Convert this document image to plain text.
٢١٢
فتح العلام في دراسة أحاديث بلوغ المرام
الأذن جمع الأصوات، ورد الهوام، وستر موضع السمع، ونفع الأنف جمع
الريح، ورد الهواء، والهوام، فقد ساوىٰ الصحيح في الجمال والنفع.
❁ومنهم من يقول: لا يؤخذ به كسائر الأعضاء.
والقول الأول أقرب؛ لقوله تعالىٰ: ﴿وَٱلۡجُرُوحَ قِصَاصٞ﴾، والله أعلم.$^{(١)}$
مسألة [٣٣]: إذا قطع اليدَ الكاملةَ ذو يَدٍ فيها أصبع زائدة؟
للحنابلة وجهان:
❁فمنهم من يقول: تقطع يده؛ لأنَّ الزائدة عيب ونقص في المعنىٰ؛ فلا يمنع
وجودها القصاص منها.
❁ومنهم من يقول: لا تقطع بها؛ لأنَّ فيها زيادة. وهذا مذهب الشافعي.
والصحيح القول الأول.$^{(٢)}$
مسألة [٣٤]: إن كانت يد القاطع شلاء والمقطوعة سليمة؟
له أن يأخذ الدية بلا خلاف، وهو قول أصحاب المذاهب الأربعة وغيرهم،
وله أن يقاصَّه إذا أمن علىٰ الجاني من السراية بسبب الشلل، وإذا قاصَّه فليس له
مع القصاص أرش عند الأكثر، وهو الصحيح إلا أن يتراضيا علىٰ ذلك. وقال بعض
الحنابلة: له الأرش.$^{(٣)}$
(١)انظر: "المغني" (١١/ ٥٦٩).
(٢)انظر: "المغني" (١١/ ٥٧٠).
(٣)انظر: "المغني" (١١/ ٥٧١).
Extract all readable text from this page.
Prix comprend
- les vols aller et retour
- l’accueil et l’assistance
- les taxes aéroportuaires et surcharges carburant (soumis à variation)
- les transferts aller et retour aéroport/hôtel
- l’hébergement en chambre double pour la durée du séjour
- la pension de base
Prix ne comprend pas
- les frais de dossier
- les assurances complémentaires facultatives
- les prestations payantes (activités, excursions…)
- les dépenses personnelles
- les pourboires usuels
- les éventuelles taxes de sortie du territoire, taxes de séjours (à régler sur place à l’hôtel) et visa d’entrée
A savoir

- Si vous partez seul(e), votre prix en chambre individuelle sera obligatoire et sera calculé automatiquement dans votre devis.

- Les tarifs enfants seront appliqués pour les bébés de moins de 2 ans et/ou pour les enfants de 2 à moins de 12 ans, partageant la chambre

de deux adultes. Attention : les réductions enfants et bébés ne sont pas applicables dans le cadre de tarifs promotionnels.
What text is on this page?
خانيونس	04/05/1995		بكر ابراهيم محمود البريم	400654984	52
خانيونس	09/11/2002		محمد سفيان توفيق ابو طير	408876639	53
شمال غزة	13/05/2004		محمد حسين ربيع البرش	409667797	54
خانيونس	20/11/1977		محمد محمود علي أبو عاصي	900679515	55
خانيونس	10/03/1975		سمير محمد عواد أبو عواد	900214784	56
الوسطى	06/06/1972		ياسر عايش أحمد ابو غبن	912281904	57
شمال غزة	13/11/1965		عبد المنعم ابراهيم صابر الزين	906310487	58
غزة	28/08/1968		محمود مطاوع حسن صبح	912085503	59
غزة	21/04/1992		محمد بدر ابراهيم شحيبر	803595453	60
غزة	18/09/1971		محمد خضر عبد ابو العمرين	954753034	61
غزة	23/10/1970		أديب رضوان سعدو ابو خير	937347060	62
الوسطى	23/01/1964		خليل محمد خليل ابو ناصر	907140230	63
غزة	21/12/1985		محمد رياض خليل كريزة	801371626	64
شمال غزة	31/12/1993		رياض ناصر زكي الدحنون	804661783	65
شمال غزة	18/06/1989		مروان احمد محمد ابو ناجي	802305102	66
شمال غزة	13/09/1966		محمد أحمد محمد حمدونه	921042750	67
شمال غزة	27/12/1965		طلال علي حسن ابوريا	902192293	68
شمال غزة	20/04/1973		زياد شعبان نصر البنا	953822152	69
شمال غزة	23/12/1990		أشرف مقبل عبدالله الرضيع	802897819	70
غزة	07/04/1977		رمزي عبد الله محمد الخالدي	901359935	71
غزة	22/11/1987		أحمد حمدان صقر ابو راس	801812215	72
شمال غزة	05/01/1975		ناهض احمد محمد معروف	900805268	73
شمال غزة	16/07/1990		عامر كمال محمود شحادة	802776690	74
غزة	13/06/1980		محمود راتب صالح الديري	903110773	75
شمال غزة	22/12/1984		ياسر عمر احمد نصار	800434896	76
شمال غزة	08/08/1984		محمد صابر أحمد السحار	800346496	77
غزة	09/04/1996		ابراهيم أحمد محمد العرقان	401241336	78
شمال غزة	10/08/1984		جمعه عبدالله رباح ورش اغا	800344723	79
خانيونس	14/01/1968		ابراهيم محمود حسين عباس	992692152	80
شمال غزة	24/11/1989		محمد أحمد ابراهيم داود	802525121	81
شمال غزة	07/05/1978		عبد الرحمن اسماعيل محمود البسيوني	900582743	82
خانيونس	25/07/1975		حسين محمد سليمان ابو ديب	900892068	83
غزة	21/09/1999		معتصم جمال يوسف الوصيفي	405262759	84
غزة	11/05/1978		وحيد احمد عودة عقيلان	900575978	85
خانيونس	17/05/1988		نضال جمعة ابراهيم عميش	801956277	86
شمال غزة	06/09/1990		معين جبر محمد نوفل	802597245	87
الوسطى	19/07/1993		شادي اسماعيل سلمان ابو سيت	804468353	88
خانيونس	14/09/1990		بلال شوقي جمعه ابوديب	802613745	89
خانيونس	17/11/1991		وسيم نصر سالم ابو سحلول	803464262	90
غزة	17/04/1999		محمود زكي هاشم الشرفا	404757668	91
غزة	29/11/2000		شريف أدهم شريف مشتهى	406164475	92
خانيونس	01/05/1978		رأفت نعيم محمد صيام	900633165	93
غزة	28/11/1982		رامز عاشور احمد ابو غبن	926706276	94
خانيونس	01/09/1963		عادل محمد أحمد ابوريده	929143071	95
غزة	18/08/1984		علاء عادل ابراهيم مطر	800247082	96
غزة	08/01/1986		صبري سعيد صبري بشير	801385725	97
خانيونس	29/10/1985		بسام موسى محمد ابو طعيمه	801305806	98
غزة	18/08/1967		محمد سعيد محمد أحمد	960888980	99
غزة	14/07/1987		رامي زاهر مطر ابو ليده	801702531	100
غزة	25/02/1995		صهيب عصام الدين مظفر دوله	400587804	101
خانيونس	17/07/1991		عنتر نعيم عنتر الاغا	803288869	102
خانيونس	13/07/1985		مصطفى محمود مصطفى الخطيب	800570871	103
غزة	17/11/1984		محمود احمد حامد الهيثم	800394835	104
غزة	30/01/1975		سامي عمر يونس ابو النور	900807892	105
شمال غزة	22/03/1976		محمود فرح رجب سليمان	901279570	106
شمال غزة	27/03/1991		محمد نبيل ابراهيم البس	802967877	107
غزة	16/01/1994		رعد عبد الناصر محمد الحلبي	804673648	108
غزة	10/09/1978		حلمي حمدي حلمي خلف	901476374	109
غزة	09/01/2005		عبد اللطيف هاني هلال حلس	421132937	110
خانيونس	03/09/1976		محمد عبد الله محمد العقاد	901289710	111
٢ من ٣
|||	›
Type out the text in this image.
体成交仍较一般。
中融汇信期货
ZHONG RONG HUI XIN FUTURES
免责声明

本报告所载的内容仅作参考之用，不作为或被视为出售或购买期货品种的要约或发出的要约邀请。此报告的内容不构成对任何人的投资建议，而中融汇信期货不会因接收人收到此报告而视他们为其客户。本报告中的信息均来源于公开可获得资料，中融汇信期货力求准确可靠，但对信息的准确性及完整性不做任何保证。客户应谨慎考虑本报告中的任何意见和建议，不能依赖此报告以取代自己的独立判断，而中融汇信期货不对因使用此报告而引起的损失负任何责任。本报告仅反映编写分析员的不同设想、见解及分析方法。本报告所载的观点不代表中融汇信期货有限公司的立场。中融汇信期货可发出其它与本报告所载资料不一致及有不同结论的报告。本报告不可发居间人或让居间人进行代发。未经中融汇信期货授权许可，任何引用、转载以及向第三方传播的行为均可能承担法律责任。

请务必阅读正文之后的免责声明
****************************************
## Direction
From the listing above, return each line with the word "سعيد".

## Result
غزة	08/01/1986		صبري سعيد صبري بشير	801385725	97
غزة	18/08/1967		محمد سعيد محمد أحمد	960888980	99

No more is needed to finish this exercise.